- _Exercise directions_
Find every line below that contains the word "langue" and copy it out.

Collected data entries
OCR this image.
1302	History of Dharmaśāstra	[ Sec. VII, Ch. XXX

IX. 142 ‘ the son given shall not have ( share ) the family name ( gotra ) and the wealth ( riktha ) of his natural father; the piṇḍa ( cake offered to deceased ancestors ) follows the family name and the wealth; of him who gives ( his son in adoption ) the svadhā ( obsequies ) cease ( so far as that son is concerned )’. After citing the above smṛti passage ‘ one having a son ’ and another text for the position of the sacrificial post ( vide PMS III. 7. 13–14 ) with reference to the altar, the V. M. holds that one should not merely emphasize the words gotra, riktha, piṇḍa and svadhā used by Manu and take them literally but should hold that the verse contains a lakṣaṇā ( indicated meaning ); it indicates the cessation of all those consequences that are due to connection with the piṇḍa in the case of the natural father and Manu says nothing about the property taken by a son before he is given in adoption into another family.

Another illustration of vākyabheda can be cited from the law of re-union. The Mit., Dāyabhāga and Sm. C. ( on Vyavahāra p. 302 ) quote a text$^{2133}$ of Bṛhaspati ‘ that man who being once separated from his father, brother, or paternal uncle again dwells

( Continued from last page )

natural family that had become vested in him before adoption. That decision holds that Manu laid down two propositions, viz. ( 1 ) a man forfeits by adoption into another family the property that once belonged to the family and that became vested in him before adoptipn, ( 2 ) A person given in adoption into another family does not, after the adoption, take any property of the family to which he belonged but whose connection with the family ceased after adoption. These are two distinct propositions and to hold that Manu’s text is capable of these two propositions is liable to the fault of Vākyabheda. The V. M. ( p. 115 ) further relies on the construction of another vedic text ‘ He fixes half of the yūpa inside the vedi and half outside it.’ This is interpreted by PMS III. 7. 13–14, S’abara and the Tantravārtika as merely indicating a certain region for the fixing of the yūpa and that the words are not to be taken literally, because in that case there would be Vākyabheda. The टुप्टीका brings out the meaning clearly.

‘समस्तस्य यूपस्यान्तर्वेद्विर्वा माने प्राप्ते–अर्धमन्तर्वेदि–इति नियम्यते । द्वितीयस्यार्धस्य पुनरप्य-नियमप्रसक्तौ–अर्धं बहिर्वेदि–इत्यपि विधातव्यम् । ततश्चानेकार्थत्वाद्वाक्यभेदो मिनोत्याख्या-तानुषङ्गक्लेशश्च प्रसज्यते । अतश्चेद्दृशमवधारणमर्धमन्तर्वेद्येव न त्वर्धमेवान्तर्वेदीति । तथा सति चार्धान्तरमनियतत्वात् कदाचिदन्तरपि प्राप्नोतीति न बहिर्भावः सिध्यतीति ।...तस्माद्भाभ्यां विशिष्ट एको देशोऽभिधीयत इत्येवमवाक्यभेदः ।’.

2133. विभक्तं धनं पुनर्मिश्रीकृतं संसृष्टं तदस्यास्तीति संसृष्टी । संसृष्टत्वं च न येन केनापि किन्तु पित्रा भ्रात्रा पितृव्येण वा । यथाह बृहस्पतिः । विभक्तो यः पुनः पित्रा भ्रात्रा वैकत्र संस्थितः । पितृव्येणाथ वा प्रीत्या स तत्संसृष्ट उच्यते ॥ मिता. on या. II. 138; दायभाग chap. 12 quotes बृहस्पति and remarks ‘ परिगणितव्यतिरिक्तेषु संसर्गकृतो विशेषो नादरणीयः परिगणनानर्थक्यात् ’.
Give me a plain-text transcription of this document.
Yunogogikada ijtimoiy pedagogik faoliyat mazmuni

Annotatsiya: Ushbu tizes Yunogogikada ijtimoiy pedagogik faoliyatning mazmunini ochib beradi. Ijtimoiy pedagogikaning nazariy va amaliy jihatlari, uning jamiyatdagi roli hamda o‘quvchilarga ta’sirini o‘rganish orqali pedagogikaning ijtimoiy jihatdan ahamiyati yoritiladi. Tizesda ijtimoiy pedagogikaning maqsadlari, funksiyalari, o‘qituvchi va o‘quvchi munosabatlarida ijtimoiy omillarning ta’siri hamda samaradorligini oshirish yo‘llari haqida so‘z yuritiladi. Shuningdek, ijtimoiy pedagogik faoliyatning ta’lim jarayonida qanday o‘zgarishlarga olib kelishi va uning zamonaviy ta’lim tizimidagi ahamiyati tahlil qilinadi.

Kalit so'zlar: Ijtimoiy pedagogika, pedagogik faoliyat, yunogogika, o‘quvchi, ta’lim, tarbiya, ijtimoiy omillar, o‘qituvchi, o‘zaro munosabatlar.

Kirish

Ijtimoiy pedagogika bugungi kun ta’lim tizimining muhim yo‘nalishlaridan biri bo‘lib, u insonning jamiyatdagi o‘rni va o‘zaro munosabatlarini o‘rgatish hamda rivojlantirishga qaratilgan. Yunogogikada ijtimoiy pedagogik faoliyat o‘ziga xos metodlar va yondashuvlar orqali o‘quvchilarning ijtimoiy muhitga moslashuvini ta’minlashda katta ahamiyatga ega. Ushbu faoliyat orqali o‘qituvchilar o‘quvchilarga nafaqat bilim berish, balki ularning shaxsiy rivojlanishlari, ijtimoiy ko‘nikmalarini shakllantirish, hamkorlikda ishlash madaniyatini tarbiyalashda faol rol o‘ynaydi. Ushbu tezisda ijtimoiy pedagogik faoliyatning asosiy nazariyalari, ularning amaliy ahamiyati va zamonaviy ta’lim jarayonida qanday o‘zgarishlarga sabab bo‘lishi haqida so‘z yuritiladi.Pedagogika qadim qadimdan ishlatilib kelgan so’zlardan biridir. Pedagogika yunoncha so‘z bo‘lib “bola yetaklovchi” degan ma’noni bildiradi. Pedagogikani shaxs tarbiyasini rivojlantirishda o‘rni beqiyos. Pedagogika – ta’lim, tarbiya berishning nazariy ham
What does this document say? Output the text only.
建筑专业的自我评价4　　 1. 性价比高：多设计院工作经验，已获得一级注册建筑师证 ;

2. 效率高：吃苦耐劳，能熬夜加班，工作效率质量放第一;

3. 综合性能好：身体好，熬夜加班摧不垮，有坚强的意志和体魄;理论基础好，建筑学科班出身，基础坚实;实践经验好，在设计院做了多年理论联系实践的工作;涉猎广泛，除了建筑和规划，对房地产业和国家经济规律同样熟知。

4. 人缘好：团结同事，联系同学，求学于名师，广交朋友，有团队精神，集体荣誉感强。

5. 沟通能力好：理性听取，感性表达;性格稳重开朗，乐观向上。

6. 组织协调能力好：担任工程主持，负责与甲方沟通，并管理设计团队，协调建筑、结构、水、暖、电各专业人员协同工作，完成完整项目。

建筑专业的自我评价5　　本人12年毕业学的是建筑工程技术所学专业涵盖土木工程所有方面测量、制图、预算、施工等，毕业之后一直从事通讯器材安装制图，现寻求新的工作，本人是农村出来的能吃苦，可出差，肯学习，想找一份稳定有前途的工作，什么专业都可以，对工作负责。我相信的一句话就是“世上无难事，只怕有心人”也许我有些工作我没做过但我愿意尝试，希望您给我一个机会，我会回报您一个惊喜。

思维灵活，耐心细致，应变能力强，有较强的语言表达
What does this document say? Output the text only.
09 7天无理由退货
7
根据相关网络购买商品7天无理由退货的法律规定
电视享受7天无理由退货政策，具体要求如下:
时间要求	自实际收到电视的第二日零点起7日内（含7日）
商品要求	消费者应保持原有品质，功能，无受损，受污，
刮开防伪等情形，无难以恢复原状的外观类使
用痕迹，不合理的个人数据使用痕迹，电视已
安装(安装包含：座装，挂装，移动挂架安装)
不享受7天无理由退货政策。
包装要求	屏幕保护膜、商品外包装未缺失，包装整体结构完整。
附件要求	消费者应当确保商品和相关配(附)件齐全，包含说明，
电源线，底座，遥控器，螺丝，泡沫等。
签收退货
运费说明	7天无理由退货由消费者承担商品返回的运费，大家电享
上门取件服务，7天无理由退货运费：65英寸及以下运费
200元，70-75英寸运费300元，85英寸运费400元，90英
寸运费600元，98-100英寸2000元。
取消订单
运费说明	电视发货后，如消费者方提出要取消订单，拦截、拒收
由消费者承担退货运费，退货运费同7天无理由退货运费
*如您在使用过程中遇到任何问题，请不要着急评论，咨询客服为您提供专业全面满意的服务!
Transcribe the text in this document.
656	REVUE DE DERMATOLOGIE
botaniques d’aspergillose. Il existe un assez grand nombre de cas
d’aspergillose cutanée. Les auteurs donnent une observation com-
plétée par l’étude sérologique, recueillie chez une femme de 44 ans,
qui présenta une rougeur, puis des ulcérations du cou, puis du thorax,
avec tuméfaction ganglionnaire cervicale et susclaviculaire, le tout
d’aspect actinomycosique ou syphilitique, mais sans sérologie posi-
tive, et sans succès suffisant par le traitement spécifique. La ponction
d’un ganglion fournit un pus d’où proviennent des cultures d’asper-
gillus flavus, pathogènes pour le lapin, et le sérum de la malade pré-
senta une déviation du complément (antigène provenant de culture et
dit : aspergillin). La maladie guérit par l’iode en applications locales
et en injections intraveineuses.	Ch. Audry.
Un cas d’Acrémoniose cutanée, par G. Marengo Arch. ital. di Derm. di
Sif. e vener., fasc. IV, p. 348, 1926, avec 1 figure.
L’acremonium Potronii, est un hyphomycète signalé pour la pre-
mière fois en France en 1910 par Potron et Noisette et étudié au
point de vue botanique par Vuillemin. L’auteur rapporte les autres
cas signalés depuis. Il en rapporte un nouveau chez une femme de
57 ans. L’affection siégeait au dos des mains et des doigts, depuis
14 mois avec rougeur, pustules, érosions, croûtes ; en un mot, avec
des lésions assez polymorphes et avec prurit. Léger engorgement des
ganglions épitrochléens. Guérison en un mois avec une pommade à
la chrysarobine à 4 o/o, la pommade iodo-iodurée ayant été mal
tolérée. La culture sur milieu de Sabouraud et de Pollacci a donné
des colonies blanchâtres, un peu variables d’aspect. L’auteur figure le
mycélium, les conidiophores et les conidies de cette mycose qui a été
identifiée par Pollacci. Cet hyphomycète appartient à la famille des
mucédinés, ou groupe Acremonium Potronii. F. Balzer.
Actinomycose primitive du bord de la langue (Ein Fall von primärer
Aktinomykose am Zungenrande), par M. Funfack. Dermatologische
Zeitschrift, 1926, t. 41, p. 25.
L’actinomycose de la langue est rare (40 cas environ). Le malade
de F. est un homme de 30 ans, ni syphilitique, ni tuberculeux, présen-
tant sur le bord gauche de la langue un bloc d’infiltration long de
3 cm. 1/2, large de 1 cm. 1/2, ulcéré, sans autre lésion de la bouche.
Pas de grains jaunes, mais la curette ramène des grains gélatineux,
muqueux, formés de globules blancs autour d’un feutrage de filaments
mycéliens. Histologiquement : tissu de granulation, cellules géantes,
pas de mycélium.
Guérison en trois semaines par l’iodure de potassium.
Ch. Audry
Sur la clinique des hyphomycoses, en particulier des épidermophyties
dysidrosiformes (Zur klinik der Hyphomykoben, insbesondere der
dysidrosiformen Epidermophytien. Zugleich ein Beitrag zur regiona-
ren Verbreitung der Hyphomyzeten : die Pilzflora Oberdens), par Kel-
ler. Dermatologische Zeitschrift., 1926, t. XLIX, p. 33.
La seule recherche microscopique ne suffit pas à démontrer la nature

- _Output of the exercise_
Actinomycose primitive du bord de la langue (Ein Fall von primärer
L’actinomycose de la langue est rare (40 cas environ). Le malade
tant sur le bord gauche de la langue un bloc d’infiltration long de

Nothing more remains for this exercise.